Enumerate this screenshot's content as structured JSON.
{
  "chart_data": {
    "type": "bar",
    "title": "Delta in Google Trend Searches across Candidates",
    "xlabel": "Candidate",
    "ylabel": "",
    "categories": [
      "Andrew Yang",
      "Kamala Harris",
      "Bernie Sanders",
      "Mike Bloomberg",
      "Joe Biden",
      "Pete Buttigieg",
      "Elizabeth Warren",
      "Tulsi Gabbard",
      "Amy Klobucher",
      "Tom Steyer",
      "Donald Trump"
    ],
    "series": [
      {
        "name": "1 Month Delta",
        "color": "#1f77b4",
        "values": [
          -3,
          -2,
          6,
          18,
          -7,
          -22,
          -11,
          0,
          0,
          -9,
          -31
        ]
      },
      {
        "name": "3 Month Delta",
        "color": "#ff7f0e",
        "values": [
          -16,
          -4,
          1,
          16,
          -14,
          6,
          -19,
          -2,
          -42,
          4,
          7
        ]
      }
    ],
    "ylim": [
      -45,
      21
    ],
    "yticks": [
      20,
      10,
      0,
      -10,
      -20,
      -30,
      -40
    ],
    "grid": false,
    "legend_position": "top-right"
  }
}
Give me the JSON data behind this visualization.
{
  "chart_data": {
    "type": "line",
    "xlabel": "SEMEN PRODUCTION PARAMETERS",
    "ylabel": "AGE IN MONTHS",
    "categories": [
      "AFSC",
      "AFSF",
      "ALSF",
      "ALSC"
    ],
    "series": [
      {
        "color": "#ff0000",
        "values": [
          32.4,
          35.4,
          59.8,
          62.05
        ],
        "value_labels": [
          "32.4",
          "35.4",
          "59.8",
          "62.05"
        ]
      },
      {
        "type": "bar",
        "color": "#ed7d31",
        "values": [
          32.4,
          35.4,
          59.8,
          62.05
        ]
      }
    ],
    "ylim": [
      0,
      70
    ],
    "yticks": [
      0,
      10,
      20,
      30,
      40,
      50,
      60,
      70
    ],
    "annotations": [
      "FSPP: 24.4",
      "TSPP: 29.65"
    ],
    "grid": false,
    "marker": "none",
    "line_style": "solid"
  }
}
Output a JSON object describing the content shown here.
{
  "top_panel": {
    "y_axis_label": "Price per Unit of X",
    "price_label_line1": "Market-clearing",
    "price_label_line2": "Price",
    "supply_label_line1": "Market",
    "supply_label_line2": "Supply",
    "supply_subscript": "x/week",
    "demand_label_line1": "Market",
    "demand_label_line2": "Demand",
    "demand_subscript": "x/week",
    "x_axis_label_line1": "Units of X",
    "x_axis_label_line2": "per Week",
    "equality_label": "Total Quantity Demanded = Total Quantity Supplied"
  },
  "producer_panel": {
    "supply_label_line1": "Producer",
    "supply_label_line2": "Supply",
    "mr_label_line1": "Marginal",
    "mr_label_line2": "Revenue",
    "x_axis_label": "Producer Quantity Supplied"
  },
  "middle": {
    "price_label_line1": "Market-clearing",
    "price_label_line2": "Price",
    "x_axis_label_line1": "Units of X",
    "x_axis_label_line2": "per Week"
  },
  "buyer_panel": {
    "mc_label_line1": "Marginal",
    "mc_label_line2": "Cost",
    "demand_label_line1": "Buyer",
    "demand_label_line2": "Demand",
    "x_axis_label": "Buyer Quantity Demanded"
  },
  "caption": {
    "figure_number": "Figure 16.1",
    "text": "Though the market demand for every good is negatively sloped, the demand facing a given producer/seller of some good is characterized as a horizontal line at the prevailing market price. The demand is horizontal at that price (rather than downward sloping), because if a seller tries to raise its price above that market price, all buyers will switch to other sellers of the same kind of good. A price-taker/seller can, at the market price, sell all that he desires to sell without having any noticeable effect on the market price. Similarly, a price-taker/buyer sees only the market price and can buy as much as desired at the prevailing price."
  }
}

______

What is needed =>
Transcribe word for word the lines from the one holding "Output a JSON" to the last line of the listing above, inclusive.

Output for this exercise =>
Output a JSON object describing the content shown here.
{
  "top_panel": {
    "y_axis_label": "Price per Unit of X",
    "price_label_line1": "Market-clearing",
    "price_label_line2": "Price",
    "supply_label_line1": "Market",
    "supply_label_line2": "Supply",
    "supply_subscript": "x/week",
    "demand_label_line1": "Market",
    "demand_label_line2": "Demand",
    "demand_subscript": "x/week",
    "x_axis_label_line1": "Units of X",
    "x_axis_label_line2": "per Week",
    "equality_label": "Total Quantity Demanded = Total Quantity Supplied"
  },
  "producer_panel": {
    "supply_label_line1": "Producer",
    "supply_label_line2": "Supply",
    "mr_label_line1": "Marginal",
    "mr_label_line2": "Revenue",
    "x_axis_label": "Producer Quantity Supplied"
  },
  "middle": {
    "price_label_line1": "Market-clearing",
    "price_label_line2": "Price",
    "x_axis_label_line1": "Units of X",
    "x_axis_label_line2": "per Week"
  },
  "buyer_panel": {
    "mc_label_line1": "Marginal",
    "mc_label_line2": "Cost",
    "demand_label_line1": "Buyer",
    "demand_label_line2": "Demand",
    "x_axis_label": "Buyer Quantity Demanded"
  },
  "caption": {
    "figure_number": "Figure 16.1",
    "text": "Though the market demand for every good is negatively sloped, the demand facing a given producer/seller of some good is characterized as a horizontal line at the prevailing market price. The demand is horizontal at that price (rather than downward sloping), because if a seller tries to raise its price above that market price, all buyers will switch to other sellers of the same kind of good. A price-taker/seller can, at the market price, sell all that he desires to sell without having any noticeable effect on the market price. Similarly, a price-taker/buyer sees only the market price and can buy as much as desired at the prevailing price."
  }
}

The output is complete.